- Your task:
Below are some records: retype them all exactly, but not the pictures.

- Exercise data:
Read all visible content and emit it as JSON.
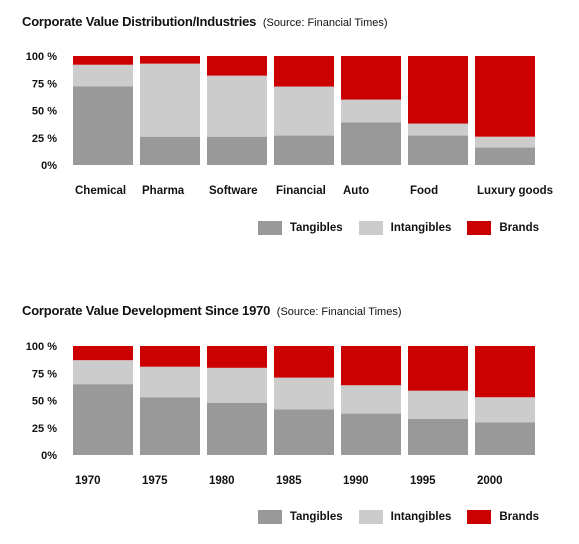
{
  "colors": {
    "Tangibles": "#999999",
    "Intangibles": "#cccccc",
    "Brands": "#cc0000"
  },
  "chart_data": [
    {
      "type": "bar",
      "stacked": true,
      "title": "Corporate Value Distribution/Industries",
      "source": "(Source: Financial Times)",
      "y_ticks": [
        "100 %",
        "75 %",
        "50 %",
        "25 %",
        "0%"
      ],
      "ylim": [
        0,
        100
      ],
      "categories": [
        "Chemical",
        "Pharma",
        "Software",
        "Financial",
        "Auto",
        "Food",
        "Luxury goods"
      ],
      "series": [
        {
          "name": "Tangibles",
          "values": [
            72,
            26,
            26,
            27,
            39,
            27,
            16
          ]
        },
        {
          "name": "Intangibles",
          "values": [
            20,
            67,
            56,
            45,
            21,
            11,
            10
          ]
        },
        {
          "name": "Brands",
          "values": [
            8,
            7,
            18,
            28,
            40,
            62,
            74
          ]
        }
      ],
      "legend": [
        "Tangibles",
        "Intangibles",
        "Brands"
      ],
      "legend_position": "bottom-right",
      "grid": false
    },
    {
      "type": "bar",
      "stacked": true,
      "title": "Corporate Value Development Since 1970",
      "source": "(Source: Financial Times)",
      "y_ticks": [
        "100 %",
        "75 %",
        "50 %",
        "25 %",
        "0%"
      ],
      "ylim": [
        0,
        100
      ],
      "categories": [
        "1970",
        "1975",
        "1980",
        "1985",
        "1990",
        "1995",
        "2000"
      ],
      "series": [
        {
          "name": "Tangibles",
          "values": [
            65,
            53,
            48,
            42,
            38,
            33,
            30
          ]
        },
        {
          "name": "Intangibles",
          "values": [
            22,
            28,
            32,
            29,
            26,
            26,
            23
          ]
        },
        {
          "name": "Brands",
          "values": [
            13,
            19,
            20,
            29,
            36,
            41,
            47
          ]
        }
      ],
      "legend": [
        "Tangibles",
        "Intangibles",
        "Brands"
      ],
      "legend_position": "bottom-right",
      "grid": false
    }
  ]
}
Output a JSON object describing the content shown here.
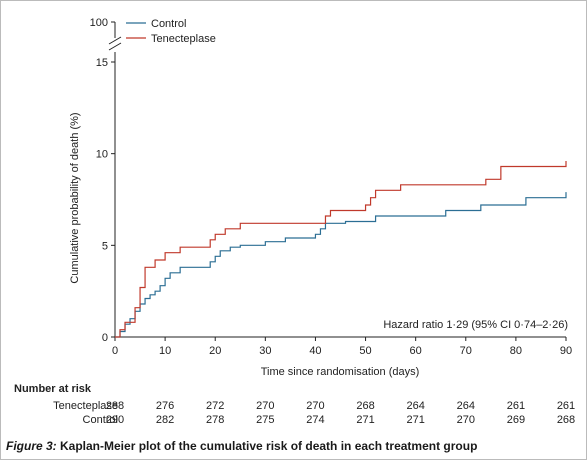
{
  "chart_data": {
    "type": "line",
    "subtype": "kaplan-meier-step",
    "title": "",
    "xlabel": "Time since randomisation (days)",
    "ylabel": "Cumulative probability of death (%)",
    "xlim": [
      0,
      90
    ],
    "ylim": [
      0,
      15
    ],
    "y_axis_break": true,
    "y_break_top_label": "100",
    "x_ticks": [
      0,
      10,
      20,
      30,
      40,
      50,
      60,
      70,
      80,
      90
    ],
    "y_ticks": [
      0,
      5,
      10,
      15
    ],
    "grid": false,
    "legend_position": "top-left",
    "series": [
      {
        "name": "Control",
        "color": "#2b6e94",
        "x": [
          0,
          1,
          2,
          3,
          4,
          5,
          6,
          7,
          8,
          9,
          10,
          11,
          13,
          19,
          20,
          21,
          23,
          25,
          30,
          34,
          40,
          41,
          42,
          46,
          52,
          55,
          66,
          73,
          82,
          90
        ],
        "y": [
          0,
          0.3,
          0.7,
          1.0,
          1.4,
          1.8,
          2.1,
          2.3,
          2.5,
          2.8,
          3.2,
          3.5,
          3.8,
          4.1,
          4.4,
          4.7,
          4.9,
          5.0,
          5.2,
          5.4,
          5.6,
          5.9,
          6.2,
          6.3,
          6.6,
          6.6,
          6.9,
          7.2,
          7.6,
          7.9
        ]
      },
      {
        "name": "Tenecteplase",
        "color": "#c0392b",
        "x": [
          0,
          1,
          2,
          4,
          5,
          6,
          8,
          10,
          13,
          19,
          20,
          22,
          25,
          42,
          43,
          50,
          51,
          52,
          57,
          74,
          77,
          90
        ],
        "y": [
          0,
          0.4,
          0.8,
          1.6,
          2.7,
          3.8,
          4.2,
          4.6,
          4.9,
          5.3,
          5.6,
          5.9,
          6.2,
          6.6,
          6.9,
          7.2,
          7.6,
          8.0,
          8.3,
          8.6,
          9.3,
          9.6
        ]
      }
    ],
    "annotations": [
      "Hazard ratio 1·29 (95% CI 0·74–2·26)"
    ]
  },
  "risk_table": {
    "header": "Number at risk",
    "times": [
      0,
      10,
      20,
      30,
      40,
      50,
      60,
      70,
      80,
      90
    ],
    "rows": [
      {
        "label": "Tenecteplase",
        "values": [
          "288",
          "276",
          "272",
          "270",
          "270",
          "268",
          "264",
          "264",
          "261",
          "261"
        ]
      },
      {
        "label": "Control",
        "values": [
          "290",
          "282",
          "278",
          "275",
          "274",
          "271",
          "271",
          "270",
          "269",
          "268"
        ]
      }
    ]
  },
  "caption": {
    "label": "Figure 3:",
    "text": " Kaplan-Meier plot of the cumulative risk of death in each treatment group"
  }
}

- Written response:
Read all visible content and emit it as JSON.
{
  "colors": {
    "Tangibles": "#999999",
    "Intangibles": "#cccccc",
    "Brands": "#cc0000"
  },
  "chart_data": [
    {
      "type": "bar",
      "stacked": true,
      "title": "Corporate Value Distribution/Industries",
      "source": "(Source: Financial Times)",
      "y_ticks": [
        "100 %",
        "75 %",
        "50 %",
        "25 %",
        "0%"
      ],
      "ylim": [
        0,
        100
      ],
      "categories": [
        "Chemical",
        "Pharma",
        "Software",
        "Financial",
        "Auto",
        "Food",
        "Luxury goods"
      ],
      "series": [
        {
          "name": "Tangibles",
          "values": [
            72,
            26,
            26,
            27,
            39,
            27,
            16
          ]
        },
        {
          "name": "Intangibles",
          "values": [
            20,
            67,
            56,
            45,
            21,
            11,
            10
          ]
        },
        {
          "name": "Brands",
          "values": [
            8,
            7,
            18,
            28,
            40,
            62,
            74
          ]
        }
      ],
      "legend": [
        "Tangibles",
        "Intangibles",
        "Brands"
      ],
      "legend_position": "bottom-right",
      "grid": false
    },
    {
      "type": "bar",
      "stacked": true,
      "title": "Corporate Value Development Since 1970",
      "source": "(Source: Financial Times)",
      "y_ticks": [
        "100 %",
        "75 %",
        "50 %",
        "25 %",
        "0%"
      ],
      "ylim": [
        0,
        100
      ],
      "categories": [
        "1970",
        "1975",
        "1980",
        "1985",
        "1990",
        "1995",
        "2000"
      ],
      "series": [
        {
          "name": "Tangibles",
          "values": [
            65,
            53,
            48,
            42,
            38,
            33,
            30
          ]
        },
        {
          "name": "Intangibles",
          "values": [
            22,
            28,
            32,
            29,
            26,
            26,
            23
          ]
        },
        {
          "name": "Brands",
          "values": [
            13,
            19,
            20,
            29,
            36,
            41,
            47
          ]
        }
      ],
      "legend": [
        "Tangibles",
        "Intangibles",
        "Brands"
      ],
      "legend_position": "bottom-right",
      "grid": false
    }
  ]
}
Output a JSON object describing the content shown here.
{
  "chart_data": {
    "type": "line",
    "subtype": "kaplan-meier-step",
    "title": "",
    "xlabel": "Time since randomisation (days)",
    "ylabel": "Cumulative probability of death (%)",
    "xlim": [
      0,
      90
    ],
    "ylim": [
      0,
      15
    ],
    "y_axis_break": true,
    "y_break_top_label": "100",
    "x_ticks": [
      0,
      10,
      20,
      30,
      40,
      50,
      60,
      70,
      80,
      90
    ],
    "y_ticks": [
      0,
      5,
      10,
      15
    ],
    "grid": false,
    "legend_position": "top-left",
    "series": [
      {
        "name": "Control",
        "color": "#2b6e94",
        "x": [
          0,
          1,
          2,
          3,
          4,
          5,
          6,
          7,
          8,
          9,
          10,
          11,
          13,
          19,
          20,
          21,
          23,
          25,
          30,
          34,
          40,
          41,
          42,
          46,
          52,
          55,
          66,
          73,
          82,
          90
        ],
        "y": [
          0,
          0.3,
          0.7,
          1.0,
          1.4,
          1.8,
          2.1,
          2.3,
          2.5,
          2.8,
          3.2,
          3.5,
          3.8,
          4.1,
          4.4,
          4.7,
          4.9,
          5.0,
          5.2,
          5.4,
          5.6,
          5.9,
          6.2,
          6.3,
          6.6,
          6.6,
          6.9,
          7.2,
          7.6,
          7.9
        ]
      },
      {
        "name": "Tenecteplase",
        "color": "#c0392b",
        "x": [
          0,
          1,
          2,
          4,
          5,
          6,
          8,
          10,
          13,
          19,
          20,
          22,
          25,
          42,
          43,
          50,
          51,
          52,
          57,
          74,
          77,
          90
        ],
        "y": [
          0,
          0.4,
          0.8,
          1.6,
          2.7,
          3.8,
          4.2,
          4.6,
          4.9,
          5.3,
          5.6,
          5.9,
          6.2,
          6.6,
          6.9,
          7.2,
          7.6,
          8.0,
          8.3,
          8.6,
          9.3,
          9.6
        ]
      }
    ],
    "annotations": [
      "Hazard ratio 1·29 (95% CI 0·74–2·26)"
    ]
  },
  "risk_table": {
    "header": "Number at risk",
    "times": [
      0,
      10,
      20,
      30,
      40,
      50,
      60,
      70,
      80,
      90
    ],
    "rows": [
      {
        "label": "Tenecteplase",
        "values": [
          "288",
          "276",
          "272",
          "270",
          "270",
          "268",
          "264",
          "264",
          "261",
          "261"
        ]
      },
      {
        "label": "Control",
        "values": [
          "290",
          "282",
          "278",
          "275",
          "274",
          "271",
          "271",
          "270",
          "269",
          "268"
        ]
      }
    ]
  },
  "caption": {
    "label": "Figure 3:",
    "text": " Kaplan-Meier plot of the cumulative risk of death in each treatment group"
  }
}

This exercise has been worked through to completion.